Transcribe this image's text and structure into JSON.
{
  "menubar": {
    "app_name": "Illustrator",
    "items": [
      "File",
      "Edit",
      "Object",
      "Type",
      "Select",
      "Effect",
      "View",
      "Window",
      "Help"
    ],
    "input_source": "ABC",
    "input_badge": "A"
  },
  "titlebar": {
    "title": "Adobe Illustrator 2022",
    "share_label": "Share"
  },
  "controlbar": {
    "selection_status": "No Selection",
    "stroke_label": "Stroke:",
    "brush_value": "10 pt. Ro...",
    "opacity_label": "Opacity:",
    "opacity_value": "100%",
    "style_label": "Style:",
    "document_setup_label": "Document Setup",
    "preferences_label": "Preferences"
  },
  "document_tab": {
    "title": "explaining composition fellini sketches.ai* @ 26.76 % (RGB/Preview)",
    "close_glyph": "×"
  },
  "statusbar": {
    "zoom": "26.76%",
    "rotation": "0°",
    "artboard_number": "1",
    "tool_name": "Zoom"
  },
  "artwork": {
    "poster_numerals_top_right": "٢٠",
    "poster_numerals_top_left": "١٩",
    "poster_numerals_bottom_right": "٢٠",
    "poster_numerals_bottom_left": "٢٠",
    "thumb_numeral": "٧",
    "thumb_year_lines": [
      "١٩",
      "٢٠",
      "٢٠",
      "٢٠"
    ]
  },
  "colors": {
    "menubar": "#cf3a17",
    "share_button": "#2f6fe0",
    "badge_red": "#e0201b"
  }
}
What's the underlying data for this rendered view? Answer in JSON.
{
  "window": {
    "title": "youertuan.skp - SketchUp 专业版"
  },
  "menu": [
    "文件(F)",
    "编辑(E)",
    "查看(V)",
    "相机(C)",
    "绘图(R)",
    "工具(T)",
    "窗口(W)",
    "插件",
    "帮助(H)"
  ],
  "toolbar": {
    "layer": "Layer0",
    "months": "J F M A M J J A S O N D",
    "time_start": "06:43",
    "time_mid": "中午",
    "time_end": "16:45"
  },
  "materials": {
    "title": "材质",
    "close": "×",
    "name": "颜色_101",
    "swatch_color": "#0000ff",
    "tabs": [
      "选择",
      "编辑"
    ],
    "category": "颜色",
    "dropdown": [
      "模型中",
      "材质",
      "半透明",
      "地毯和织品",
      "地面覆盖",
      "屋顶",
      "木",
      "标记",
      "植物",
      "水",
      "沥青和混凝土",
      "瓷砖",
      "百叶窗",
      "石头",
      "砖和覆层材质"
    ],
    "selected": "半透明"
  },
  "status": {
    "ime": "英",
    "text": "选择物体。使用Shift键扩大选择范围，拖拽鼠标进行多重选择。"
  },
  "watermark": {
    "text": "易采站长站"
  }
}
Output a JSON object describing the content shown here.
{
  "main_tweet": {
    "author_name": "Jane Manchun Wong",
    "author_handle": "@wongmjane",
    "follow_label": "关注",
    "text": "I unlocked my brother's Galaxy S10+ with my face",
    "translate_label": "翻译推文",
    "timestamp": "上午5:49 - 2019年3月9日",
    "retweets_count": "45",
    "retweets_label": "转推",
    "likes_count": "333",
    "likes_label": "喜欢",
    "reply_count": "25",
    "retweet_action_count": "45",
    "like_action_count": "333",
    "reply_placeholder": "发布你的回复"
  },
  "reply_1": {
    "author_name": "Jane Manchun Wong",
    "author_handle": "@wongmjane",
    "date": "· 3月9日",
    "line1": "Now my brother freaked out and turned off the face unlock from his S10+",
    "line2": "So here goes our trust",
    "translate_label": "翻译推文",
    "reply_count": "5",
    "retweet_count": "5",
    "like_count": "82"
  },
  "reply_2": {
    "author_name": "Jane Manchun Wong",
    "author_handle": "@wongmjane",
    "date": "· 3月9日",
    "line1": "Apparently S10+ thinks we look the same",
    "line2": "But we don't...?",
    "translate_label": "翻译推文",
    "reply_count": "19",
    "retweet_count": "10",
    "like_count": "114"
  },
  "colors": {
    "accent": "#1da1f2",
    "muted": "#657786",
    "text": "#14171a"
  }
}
==================================================
◆ THE TASK ◆
From the listing above, collect every line that mentions the word "JSON".

◆ RESULT OF THE EXERCISE ◆
Transcribe this image's text and structure into JSON.
What's the underlying data for this rendered view? Answer in JSON.
Output a JSON object describing the content shown here.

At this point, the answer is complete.